Dataset items:
▼▼▼

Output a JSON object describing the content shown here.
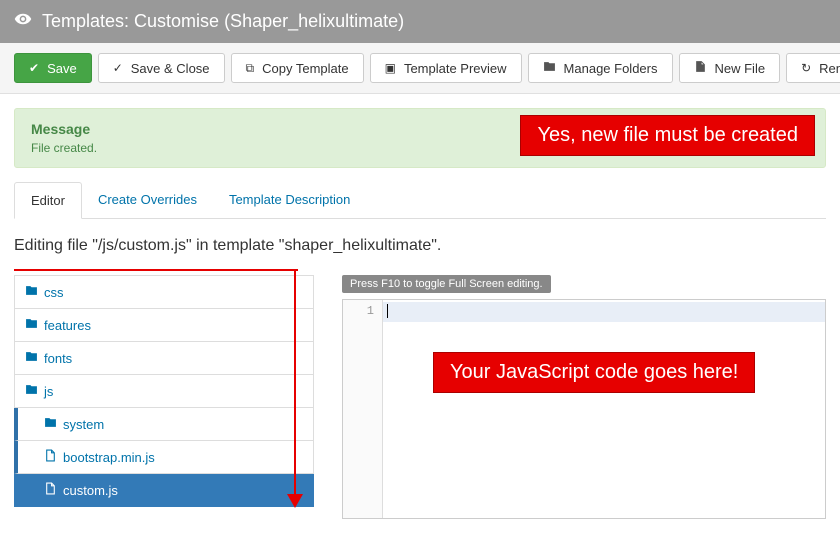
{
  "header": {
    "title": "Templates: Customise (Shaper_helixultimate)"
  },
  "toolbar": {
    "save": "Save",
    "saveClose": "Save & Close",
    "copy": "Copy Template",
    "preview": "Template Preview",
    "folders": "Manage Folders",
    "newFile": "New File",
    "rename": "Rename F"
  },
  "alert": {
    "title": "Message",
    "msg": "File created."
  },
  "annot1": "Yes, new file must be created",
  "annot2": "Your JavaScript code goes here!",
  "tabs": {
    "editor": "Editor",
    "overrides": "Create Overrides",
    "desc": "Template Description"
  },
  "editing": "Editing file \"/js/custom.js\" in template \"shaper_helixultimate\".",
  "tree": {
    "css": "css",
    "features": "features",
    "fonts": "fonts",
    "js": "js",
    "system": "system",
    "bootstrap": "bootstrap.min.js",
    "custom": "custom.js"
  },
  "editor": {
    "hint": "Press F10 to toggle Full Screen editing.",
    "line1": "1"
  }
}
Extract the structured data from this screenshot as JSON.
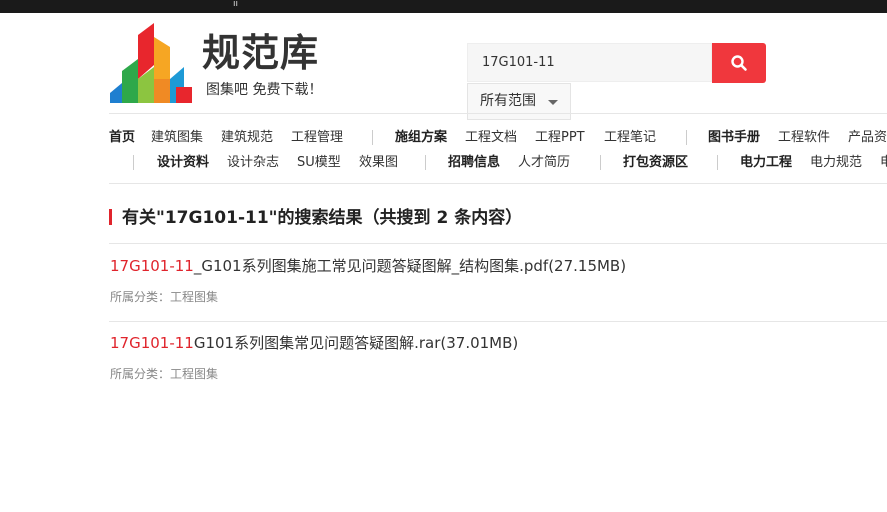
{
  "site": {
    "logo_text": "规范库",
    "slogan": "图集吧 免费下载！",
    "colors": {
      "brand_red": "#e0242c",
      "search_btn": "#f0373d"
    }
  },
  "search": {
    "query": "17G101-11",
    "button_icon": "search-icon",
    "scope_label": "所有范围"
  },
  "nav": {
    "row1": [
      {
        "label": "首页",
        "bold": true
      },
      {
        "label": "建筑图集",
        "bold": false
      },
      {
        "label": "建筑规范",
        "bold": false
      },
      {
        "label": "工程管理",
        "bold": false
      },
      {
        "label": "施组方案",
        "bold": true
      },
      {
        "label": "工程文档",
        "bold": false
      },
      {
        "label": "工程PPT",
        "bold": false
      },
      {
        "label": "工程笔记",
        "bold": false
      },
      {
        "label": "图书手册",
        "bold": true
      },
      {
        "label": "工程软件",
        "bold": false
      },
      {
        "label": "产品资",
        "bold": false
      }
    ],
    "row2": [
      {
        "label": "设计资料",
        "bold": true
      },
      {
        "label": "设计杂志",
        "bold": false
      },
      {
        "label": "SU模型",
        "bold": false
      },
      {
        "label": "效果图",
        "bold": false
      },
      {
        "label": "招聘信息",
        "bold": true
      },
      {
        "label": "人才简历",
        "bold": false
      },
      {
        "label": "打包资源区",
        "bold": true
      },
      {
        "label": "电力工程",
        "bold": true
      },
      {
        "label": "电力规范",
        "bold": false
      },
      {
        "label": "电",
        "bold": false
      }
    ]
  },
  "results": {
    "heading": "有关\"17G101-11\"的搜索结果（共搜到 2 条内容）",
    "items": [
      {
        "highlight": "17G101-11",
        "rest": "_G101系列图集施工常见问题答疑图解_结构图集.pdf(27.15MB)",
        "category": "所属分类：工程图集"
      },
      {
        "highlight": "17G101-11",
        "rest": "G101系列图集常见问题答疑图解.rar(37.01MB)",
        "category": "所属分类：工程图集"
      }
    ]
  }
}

▲▲▲

WHAT IS ASKED
Write out the records above exactly as they appear, leaving out any pictures.

EXERCISE RESULT
Output a JSON object describing the content shown here.
{
  "header": {
    "title": "Templates: Customise (Shaper_helixultimate)"
  },
  "toolbar": {
    "save": "Save",
    "saveClose": "Save & Close",
    "copy": "Copy Template",
    "preview": "Template Preview",
    "folders": "Manage Folders",
    "newFile": "New File",
    "rename": "Rename F"
  },
  "alert": {
    "title": "Message",
    "msg": "File created."
  },
  "annot1": "Yes, new file must be created",
  "annot2": "Your JavaScript code goes here!",
  "tabs": {
    "editor": "Editor",
    "overrides": "Create Overrides",
    "desc": "Template Description"
  },
  "editing": "Editing file \"/js/custom.js\" in template \"shaper_helixultimate\".",
  "tree": {
    "css": "css",
    "features": "features",
    "fonts": "fonts",
    "js": "js",
    "system": "system",
    "bootstrap": "bootstrap.min.js",
    "custom": "custom.js"
  },
  "editor": {
    "hint": "Press F10 to toggle Full Screen editing.",
    "line1": "1"
  }
}
Extract the structured data from this screenshot as JSON.
{
  "site": {
    "logo_text": "规范库",
    "slogan": "图集吧 免费下载！",
    "colors": {
      "brand_red": "#e0242c",
      "search_btn": "#f0373d"
    }
  },
  "search": {
    "query": "17G101-11",
    "button_icon": "search-icon",
    "scope_label": "所有范围"
  },
  "nav": {
    "row1": [
      {
        "label": "首页",
        "bold": true
      },
      {
        "label": "建筑图集",
        "bold": false
      },
      {
        "label": "建筑规范",
        "bold": false
      },
      {
        "label": "工程管理",
        "bold": false
      },
      {
        "label": "施组方案",
        "bold": true
      },
      {
        "label": "工程文档",
        "bold": false
      },
      {
        "label": "工程PPT",
        "bold": false
      },
      {
        "label": "工程笔记",
        "bold": false
      },
      {
        "label": "图书手册",
        "bold": true
      },
      {
        "label": "工程软件",
        "bold": false
      },
      {
        "label": "产品资",
        "bold": false
      }
    ],
    "row2": [
      {
        "label": "设计资料",
        "bold": true
      },
      {
        "label": "设计杂志",
        "bold": false
      },
      {
        "label": "SU模型",
        "bold": false
      },
      {
        "label": "效果图",
        "bold": false
      },
      {
        "label": "招聘信息",
        "bold": true
      },
      {
        "label": "人才简历",
        "bold": false
      },
      {
        "label": "打包资源区",
        "bold": true
      },
      {
        "label": "电力工程",
        "bold": true
      },
      {
        "label": "电力规范",
        "bold": false
      },
      {
        "label": "电",
        "bold": false
      }
    ]
  },
  "results": {
    "heading": "有关\"17G101-11\"的搜索结果（共搜到 2 条内容）",
    "items": [
      {
        "highlight": "17G101-11",
        "rest": "_G101系列图集施工常见问题答疑图解_结构图集.pdf(27.15MB)",
        "category": "所属分类：工程图集"
      },
      {
        "highlight": "17G101-11",
        "rest": "G101系列图集常见问题答疑图解.rar(37.01MB)",
        "category": "所属分类：工程图集"
      }
    ]
  }
}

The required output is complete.